Determine the number of lines in the listing below where the string "text" occurs; answer with the number alone.
════
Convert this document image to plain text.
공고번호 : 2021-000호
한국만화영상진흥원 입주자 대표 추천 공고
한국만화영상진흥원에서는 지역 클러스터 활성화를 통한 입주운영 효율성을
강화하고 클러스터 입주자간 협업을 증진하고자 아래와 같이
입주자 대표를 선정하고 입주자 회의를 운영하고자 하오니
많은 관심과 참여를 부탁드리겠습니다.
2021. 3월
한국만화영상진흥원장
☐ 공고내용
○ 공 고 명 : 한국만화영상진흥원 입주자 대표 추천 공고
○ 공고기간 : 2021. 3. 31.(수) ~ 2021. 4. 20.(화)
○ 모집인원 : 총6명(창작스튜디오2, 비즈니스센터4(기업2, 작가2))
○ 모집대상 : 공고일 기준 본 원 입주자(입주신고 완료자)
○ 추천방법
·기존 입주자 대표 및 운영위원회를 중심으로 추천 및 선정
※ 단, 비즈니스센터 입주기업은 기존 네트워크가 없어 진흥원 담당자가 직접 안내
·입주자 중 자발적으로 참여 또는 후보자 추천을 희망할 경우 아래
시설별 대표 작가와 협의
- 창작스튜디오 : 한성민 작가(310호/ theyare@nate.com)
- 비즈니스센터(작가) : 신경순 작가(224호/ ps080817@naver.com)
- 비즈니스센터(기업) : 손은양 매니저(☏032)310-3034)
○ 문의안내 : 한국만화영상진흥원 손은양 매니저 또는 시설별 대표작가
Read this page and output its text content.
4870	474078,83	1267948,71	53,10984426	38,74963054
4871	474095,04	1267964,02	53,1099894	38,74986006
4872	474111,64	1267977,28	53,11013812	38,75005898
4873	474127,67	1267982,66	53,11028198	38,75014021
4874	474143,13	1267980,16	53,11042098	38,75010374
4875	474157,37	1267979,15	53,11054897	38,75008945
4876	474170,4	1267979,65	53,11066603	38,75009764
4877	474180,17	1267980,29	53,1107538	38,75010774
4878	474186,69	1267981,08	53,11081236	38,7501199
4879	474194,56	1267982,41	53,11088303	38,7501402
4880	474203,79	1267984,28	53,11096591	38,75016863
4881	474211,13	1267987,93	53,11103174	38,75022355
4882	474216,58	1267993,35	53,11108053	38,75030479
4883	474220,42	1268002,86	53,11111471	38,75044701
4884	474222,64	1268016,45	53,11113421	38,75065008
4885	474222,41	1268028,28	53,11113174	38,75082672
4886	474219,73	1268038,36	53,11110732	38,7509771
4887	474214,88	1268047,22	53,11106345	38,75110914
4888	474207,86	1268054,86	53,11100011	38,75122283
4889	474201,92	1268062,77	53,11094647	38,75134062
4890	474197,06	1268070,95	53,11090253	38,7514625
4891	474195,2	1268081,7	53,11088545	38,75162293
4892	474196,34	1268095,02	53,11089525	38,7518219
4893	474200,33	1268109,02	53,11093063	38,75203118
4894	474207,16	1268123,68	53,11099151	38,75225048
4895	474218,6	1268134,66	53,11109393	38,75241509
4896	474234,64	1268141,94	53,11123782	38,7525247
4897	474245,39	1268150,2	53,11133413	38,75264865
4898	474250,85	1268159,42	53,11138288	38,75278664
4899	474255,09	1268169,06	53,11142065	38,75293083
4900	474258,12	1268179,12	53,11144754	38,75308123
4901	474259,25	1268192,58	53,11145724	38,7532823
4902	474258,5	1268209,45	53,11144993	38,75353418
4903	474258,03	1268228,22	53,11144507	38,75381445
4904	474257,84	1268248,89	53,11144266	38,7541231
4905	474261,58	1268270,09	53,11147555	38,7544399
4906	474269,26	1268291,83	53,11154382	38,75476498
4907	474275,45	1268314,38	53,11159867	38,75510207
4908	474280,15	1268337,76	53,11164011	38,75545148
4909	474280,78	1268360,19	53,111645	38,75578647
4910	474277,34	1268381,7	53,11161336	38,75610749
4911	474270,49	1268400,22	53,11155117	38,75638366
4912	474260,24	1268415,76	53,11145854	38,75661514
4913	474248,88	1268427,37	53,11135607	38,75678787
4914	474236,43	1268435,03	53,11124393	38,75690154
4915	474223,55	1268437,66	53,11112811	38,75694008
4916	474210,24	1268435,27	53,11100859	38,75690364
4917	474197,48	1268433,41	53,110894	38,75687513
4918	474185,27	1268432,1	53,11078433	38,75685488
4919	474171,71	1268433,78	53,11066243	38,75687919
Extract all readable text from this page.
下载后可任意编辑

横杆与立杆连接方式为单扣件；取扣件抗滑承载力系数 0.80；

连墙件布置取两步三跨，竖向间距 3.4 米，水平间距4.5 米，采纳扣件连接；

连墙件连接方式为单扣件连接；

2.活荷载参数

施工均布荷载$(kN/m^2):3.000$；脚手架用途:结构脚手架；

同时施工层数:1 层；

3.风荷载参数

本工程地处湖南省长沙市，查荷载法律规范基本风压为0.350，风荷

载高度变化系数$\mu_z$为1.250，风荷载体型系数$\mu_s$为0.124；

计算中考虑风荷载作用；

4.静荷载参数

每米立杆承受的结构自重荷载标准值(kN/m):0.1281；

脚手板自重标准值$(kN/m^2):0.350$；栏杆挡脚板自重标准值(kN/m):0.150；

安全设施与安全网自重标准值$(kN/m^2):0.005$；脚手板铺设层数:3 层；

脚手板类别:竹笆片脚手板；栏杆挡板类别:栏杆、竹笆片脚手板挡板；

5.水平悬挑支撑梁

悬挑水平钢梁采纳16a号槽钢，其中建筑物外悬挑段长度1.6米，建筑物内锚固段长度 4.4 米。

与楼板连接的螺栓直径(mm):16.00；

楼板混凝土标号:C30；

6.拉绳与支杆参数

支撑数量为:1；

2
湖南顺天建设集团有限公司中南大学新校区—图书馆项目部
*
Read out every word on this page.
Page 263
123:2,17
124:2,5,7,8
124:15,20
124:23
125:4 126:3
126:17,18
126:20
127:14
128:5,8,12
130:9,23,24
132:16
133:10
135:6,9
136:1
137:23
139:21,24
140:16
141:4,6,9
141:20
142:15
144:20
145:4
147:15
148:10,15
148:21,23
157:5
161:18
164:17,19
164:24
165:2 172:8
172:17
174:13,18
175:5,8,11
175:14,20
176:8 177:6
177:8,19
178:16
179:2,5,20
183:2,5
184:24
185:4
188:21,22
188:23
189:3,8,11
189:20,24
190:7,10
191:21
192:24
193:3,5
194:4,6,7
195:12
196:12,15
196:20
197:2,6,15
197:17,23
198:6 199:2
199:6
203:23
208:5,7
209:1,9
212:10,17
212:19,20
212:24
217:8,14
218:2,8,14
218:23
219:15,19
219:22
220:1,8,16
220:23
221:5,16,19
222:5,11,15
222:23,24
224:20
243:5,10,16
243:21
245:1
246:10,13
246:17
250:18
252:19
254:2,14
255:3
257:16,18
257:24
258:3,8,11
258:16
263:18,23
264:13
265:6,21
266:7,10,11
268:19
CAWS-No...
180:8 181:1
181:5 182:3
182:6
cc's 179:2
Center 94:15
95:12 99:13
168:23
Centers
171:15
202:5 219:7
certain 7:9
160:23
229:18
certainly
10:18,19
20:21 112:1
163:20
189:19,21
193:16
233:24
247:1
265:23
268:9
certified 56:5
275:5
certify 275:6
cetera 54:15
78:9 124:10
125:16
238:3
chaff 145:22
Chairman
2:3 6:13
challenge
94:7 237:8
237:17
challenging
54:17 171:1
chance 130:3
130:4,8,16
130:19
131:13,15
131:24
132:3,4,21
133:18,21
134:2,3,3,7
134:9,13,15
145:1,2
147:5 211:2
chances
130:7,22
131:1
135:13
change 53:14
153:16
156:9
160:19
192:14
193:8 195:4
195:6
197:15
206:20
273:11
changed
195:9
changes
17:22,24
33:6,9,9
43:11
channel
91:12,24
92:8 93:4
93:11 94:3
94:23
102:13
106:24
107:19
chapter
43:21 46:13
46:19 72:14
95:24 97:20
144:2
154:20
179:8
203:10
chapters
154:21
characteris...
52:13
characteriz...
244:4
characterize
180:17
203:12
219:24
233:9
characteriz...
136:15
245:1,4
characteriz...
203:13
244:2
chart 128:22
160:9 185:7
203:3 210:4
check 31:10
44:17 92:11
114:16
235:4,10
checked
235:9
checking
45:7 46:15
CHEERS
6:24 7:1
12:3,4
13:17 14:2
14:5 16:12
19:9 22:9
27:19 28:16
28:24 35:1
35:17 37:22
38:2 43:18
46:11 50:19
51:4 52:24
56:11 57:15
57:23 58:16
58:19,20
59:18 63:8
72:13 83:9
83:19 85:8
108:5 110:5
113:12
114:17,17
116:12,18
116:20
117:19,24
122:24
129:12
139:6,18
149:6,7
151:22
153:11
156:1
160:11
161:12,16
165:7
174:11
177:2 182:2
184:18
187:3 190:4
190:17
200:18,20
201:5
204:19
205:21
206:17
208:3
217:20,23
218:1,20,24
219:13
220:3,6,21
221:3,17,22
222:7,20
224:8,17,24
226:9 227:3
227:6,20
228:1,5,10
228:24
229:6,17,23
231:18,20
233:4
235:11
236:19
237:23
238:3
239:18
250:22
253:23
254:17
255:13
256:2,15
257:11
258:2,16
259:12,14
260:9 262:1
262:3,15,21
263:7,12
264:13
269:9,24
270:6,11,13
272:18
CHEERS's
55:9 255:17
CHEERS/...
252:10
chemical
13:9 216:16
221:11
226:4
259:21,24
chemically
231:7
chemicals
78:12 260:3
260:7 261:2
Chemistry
════
_REPLY_
3